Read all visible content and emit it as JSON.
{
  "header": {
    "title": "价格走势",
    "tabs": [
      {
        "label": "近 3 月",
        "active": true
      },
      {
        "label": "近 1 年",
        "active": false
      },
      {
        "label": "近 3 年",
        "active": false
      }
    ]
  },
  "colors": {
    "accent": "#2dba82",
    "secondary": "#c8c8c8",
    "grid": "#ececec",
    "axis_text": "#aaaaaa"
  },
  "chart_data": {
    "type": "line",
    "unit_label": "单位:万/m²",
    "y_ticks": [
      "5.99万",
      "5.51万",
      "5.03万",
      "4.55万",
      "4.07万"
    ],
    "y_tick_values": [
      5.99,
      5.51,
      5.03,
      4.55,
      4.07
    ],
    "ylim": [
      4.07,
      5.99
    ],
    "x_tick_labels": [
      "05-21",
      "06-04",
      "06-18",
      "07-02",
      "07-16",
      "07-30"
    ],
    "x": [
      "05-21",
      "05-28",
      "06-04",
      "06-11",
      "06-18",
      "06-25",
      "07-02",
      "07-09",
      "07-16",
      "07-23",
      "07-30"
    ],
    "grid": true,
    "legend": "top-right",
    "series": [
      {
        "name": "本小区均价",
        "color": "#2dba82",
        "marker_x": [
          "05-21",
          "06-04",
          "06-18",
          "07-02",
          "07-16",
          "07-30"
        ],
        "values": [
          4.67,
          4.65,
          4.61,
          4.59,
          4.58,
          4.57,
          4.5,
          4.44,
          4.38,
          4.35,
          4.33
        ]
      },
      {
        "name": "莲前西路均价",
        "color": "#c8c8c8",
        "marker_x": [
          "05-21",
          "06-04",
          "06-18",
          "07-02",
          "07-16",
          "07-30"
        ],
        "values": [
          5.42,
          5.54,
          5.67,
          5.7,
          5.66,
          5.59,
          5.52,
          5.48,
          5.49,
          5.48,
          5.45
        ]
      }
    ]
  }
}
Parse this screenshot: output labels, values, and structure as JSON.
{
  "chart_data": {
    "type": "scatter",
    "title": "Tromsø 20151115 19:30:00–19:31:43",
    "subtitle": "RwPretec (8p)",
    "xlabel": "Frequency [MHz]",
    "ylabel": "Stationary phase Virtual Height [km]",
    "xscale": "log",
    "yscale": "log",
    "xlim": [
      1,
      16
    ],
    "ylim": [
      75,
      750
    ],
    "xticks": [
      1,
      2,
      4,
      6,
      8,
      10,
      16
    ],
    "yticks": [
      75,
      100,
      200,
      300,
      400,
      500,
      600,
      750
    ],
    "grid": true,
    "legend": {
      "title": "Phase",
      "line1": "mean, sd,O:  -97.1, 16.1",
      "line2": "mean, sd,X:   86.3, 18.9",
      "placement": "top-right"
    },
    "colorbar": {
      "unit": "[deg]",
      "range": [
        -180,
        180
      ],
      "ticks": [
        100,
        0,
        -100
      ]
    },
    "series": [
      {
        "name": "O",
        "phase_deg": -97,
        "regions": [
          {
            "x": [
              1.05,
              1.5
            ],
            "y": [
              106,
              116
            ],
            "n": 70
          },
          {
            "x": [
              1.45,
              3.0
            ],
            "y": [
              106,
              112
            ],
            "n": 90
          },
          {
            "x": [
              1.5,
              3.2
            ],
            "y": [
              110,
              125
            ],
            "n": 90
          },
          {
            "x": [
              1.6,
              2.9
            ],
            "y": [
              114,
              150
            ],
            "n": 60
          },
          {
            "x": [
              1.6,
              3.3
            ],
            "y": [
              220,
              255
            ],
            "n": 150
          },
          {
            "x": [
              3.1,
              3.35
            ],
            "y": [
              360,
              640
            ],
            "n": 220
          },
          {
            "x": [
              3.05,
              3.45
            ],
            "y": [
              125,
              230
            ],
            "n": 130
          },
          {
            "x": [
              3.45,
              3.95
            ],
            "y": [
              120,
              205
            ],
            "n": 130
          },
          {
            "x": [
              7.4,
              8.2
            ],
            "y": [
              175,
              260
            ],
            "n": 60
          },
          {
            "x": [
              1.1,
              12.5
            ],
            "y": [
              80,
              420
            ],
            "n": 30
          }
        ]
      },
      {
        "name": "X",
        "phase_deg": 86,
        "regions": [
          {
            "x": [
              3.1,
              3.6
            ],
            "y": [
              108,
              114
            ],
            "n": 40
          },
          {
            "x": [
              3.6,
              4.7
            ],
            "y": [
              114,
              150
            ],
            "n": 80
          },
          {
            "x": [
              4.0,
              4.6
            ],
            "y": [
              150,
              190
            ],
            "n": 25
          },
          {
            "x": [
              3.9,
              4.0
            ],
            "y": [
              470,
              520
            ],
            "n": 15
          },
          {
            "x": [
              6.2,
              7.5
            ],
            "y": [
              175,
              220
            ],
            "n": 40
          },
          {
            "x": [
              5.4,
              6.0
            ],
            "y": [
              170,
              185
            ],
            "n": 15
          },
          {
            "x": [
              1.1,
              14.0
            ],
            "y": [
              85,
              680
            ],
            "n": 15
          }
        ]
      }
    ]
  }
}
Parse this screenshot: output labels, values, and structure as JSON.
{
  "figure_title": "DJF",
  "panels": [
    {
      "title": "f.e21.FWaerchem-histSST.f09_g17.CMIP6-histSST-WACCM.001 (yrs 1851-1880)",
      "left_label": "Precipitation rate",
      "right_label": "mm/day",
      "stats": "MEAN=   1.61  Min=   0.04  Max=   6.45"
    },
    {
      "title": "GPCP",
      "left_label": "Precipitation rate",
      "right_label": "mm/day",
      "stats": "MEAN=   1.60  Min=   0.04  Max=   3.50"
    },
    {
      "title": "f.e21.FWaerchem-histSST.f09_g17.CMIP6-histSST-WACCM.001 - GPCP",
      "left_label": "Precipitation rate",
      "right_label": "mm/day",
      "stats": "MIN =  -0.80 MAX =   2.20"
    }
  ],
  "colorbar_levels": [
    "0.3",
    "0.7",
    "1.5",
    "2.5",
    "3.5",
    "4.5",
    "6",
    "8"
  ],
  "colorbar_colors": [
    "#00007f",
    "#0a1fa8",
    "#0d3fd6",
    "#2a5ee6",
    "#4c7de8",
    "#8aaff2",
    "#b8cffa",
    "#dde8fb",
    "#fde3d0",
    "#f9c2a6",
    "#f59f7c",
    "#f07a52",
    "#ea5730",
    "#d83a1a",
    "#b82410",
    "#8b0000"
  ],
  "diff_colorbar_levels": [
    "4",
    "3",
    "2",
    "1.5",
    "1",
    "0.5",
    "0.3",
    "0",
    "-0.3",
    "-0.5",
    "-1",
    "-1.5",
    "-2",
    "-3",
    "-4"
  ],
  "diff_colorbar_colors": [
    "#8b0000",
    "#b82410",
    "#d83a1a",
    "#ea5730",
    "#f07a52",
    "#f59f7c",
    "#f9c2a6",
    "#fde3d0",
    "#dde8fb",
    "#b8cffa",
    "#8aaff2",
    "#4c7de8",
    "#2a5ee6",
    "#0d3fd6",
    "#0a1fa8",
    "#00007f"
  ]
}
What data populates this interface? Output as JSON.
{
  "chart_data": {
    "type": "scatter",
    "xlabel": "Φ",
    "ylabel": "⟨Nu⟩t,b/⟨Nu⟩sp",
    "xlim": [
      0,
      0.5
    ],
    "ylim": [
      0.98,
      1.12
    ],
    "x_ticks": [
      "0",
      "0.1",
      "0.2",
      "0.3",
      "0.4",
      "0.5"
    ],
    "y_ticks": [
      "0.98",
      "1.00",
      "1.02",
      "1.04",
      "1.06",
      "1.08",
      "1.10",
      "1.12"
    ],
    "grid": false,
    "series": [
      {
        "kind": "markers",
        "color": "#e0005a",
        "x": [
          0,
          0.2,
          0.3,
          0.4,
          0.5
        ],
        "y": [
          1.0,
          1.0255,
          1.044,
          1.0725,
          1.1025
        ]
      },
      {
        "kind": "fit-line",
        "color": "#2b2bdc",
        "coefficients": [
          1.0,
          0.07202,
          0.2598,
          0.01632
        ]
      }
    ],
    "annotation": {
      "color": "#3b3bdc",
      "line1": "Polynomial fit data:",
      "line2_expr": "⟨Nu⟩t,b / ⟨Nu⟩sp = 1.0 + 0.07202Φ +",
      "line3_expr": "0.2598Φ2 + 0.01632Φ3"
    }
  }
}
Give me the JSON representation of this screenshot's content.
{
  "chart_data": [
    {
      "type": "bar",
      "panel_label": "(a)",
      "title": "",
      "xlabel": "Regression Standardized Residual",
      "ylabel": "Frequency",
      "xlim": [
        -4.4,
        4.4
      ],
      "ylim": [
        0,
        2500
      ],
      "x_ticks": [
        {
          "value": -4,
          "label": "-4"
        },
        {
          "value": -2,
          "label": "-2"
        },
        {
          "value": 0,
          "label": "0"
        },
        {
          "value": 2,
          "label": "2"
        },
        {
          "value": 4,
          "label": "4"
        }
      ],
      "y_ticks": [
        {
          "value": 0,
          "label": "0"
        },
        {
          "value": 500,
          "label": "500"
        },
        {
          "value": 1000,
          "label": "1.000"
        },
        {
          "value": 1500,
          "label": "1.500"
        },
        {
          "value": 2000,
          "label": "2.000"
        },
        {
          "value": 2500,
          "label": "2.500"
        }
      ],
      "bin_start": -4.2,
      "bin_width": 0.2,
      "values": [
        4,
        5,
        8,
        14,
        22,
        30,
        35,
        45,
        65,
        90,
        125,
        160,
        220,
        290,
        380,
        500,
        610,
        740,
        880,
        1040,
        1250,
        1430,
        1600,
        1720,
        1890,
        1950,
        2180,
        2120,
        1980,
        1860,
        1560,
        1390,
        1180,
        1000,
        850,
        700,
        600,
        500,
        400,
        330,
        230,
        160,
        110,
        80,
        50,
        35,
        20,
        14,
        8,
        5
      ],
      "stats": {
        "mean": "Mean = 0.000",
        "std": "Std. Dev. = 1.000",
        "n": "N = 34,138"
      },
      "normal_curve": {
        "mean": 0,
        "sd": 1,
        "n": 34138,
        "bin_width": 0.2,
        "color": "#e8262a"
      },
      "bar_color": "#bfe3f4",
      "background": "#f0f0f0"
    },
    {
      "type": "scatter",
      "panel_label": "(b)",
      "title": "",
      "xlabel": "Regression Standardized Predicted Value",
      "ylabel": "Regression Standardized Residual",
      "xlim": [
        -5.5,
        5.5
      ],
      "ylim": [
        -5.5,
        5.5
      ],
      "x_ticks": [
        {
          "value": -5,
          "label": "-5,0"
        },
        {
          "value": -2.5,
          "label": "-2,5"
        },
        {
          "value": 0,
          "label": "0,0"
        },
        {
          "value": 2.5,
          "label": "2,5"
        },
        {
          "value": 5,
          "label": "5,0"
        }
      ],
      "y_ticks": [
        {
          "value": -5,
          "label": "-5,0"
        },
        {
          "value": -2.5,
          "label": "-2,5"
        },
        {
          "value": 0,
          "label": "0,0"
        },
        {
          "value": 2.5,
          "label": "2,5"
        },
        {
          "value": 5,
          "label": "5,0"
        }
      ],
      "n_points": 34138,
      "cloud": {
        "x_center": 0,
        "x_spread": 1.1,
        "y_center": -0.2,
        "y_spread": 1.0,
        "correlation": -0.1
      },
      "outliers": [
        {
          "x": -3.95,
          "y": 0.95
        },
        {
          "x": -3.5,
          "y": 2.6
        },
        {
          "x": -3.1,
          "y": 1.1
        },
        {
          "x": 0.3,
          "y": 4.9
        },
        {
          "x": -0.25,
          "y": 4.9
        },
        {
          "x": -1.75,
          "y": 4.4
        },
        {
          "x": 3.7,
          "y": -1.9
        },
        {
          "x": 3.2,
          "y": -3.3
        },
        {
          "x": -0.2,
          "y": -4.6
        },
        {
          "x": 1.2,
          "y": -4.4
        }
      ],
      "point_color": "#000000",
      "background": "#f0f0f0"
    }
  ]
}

◆ **Written task**
Note every line above where the string "JSON" shows up, and copy those lines.

◆ **Result below**
Read all visible content and emit it as JSON.
Parse this screenshot: output labels, values, and structure as JSON.
Parse this screenshot: output labels, values, and structure as JSON.
What data populates this interface? Output as JSON.
Give me the JSON representation of this screenshot's content.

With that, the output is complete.